- DIRECTIONS FOR THIS TASK
In the records below, find each line with the word "witnesses" and copy it.

[Collection entries]
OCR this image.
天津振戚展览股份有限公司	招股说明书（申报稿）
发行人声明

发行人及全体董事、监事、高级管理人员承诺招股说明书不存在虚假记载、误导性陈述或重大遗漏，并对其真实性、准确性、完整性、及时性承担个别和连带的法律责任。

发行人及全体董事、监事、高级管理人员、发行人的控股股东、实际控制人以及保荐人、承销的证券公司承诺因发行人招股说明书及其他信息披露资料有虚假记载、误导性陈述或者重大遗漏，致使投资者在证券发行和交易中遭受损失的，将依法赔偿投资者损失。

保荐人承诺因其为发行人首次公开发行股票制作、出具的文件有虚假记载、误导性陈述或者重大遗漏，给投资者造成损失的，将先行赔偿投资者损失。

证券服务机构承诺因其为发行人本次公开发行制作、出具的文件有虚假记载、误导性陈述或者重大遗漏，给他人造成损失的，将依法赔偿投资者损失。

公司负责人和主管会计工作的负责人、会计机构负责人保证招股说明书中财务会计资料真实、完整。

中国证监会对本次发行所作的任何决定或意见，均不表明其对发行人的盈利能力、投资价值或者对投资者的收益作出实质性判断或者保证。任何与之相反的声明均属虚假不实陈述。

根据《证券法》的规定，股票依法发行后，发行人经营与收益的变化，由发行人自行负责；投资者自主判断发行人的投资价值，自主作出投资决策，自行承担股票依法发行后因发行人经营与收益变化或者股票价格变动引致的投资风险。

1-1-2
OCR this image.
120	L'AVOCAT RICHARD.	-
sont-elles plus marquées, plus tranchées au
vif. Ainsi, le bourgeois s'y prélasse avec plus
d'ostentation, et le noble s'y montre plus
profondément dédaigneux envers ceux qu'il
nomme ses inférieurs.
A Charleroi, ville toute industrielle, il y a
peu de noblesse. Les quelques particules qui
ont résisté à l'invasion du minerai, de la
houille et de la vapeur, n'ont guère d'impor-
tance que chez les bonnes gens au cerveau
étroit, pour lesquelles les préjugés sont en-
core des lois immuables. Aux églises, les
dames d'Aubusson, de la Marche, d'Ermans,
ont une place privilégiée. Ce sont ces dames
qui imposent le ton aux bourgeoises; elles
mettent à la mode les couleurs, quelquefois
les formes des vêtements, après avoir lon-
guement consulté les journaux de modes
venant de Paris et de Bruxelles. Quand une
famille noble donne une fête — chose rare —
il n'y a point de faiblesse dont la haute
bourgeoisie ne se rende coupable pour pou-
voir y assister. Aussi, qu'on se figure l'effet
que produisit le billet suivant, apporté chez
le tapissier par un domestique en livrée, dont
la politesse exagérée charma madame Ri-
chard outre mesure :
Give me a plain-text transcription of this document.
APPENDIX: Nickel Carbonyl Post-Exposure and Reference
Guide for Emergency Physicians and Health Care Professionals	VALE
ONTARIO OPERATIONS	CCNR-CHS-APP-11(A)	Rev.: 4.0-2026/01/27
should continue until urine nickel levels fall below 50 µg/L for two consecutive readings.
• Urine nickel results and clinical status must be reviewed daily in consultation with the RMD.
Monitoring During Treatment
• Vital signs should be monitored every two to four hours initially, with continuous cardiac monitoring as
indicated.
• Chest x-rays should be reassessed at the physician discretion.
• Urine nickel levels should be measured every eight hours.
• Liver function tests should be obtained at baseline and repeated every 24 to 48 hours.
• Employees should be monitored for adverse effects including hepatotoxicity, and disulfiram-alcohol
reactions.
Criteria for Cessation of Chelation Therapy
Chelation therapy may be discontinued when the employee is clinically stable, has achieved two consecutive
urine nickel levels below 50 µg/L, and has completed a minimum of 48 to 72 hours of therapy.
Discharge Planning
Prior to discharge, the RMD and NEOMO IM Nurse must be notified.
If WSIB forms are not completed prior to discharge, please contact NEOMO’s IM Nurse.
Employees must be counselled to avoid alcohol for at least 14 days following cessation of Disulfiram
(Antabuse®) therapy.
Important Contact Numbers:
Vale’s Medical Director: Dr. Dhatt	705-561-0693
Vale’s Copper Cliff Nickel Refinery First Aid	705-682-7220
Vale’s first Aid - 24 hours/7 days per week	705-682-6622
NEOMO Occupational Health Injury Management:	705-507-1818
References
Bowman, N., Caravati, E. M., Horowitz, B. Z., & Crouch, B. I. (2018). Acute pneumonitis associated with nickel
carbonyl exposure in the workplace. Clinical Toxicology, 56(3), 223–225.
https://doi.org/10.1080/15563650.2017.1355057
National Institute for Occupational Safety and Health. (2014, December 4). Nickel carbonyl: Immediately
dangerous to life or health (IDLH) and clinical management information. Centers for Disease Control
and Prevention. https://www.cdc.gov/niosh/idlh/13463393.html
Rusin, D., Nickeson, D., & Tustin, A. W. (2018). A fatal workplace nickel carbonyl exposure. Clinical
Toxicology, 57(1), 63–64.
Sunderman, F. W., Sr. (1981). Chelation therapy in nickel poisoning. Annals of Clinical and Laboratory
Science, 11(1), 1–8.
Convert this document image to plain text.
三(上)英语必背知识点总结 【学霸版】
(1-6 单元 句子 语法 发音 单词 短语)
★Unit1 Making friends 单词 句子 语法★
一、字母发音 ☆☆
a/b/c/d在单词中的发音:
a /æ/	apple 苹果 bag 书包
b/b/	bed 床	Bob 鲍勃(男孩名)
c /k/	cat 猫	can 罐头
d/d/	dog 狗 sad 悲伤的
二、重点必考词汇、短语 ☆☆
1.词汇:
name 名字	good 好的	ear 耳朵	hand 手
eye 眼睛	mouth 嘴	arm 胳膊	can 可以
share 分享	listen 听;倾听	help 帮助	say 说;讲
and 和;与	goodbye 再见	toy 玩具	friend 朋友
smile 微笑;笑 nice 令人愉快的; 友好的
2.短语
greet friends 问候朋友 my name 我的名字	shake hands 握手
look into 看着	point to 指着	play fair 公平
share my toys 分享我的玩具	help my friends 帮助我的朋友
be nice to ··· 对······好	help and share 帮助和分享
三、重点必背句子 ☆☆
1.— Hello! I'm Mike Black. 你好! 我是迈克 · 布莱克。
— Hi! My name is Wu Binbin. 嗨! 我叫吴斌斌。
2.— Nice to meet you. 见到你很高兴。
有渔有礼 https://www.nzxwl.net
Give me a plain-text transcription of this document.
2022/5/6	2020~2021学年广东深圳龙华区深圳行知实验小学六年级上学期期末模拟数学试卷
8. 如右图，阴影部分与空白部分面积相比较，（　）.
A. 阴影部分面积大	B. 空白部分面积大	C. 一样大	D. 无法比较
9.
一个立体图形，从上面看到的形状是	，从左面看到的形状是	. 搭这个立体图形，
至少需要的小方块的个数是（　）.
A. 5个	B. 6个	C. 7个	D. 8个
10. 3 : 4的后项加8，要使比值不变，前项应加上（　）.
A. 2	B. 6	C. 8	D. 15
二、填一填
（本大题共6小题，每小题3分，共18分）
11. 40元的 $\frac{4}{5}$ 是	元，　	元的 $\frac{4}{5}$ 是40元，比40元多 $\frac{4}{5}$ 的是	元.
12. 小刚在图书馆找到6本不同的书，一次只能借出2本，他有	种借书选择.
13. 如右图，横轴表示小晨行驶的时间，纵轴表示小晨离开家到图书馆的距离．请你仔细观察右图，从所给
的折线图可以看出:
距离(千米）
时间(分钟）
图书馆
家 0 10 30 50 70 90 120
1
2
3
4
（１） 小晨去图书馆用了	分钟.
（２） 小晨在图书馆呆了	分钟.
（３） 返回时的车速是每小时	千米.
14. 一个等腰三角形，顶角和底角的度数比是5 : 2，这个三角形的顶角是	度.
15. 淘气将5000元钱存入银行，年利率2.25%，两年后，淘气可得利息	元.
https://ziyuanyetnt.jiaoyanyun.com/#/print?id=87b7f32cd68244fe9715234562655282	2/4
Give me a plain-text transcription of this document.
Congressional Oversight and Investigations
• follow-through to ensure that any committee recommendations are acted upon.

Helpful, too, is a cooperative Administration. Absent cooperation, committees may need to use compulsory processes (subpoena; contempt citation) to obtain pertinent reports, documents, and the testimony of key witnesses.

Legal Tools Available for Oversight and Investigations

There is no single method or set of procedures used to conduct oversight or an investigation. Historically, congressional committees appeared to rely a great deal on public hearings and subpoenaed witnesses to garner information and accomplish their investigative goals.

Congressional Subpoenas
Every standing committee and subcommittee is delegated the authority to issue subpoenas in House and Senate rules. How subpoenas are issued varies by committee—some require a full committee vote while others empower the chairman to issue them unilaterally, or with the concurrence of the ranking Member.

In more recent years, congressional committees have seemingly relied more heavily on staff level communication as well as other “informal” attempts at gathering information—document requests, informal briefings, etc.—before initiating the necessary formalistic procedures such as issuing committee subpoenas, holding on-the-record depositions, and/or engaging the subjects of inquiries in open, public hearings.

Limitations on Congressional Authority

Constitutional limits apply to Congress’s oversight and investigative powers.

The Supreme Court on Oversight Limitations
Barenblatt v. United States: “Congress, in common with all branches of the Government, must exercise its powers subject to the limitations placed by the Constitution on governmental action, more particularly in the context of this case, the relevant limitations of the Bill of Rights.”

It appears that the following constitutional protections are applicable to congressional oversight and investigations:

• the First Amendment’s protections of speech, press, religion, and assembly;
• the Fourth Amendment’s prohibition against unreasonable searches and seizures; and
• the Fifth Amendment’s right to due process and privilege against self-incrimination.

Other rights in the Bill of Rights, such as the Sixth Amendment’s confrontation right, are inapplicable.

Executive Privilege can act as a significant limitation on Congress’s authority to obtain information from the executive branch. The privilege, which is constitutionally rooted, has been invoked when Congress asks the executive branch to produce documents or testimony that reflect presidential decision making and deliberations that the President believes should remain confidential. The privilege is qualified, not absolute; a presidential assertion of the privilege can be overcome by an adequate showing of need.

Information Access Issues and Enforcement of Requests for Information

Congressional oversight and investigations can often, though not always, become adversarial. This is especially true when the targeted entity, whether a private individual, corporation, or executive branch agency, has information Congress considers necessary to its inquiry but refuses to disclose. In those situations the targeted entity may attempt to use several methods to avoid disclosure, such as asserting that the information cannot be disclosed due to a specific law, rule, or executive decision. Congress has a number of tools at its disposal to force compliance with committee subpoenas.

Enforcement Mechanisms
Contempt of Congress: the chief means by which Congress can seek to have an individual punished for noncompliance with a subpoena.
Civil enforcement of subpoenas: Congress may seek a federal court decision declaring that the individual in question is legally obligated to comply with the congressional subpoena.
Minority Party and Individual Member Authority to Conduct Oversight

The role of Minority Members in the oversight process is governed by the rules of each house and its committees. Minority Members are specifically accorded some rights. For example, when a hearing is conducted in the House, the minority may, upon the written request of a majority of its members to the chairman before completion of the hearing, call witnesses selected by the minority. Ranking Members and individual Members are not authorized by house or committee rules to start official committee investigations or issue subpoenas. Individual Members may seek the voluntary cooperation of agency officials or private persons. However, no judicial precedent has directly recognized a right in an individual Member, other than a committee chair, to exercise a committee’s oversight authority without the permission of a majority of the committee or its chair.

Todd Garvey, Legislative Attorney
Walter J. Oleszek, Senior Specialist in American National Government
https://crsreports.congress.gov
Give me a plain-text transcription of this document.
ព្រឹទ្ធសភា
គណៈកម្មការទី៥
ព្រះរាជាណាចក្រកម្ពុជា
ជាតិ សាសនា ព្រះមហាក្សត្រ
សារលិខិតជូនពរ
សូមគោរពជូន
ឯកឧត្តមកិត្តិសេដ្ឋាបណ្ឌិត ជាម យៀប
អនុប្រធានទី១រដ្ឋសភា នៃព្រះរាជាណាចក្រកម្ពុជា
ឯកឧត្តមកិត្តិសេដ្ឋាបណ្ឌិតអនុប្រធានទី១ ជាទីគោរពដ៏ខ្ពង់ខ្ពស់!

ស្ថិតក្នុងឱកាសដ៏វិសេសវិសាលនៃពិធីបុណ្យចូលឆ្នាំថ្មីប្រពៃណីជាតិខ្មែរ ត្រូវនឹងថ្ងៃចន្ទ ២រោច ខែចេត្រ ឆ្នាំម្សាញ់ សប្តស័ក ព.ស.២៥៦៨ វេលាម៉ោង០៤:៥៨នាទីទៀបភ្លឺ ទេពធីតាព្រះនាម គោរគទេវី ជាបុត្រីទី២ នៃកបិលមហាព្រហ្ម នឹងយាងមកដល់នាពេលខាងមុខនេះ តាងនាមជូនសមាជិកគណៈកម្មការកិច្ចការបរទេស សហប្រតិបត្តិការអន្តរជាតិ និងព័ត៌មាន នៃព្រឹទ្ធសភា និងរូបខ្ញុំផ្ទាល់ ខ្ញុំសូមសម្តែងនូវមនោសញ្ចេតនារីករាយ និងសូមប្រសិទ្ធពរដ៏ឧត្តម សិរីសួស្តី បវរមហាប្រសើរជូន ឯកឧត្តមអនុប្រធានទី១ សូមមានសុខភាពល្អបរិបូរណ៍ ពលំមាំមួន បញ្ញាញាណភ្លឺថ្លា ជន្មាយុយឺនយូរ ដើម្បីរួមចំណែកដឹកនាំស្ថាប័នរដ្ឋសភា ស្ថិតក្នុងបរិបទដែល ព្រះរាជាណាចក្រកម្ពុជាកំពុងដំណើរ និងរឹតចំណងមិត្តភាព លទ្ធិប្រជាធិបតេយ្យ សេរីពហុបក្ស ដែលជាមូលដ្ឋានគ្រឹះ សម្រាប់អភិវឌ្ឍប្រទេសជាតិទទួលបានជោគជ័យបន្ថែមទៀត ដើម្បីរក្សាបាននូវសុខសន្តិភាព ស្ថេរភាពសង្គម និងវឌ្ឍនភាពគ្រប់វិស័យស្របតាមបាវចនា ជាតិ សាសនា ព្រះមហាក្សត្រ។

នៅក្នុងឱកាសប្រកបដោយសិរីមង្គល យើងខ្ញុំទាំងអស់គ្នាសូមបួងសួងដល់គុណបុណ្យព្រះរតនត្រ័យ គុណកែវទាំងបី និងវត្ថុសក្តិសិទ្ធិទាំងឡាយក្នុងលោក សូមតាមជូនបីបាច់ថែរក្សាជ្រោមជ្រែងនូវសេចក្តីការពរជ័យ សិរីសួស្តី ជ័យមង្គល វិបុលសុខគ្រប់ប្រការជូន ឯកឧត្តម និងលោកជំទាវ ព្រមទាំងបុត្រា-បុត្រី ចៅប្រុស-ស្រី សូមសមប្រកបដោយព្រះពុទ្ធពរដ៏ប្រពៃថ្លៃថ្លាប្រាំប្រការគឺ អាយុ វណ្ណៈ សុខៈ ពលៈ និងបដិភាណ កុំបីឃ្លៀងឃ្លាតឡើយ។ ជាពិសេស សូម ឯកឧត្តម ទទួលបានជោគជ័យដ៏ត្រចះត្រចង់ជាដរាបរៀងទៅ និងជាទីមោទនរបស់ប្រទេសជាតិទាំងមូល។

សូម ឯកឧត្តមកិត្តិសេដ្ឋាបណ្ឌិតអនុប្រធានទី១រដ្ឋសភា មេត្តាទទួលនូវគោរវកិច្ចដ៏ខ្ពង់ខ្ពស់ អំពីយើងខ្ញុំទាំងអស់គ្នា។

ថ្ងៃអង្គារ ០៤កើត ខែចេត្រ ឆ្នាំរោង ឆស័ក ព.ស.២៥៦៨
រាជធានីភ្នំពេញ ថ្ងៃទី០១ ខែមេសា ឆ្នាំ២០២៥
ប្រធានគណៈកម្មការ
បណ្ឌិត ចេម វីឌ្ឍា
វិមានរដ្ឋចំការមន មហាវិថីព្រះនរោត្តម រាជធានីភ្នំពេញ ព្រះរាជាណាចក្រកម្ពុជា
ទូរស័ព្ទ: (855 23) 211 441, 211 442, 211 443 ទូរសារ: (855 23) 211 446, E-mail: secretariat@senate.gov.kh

- FINAL ANSWER
Helpful, too, is a cooperative Administration. Absent cooperation, committees may need to use compulsory processes (subpoena; contempt citation) to obtain pertinent reports, documents, and the testimony of key witnesses.
There is no single method or set of procedures used to conduct oversight or an investigation. Historically, congressional committees appeared to rely a great deal on public hearings and subpoenaed witnesses to garner information and accomplish their investigative goals.
The role of Minority Members in the oversight process is governed by the rules of each house and its committees. Minority Members are specifically accorded some rights. For example, when a hearing is conducted in the House, the minority may, upon the written request of a majority of its members to the chairman before completion of the hearing, call witnesses selected by the minority. Ranking Members and individual Members are not authorized by house or committee rules to start official committee investigations or issue subpoenas. Individual Members may seek the voluntary cooperation of agency officials or private persons. However, no judicial precedent has directly recognized a right in an individual Member, other than a committee chair, to exercise a committee’s oversight authority without the permission of a majority of the committee or its chair.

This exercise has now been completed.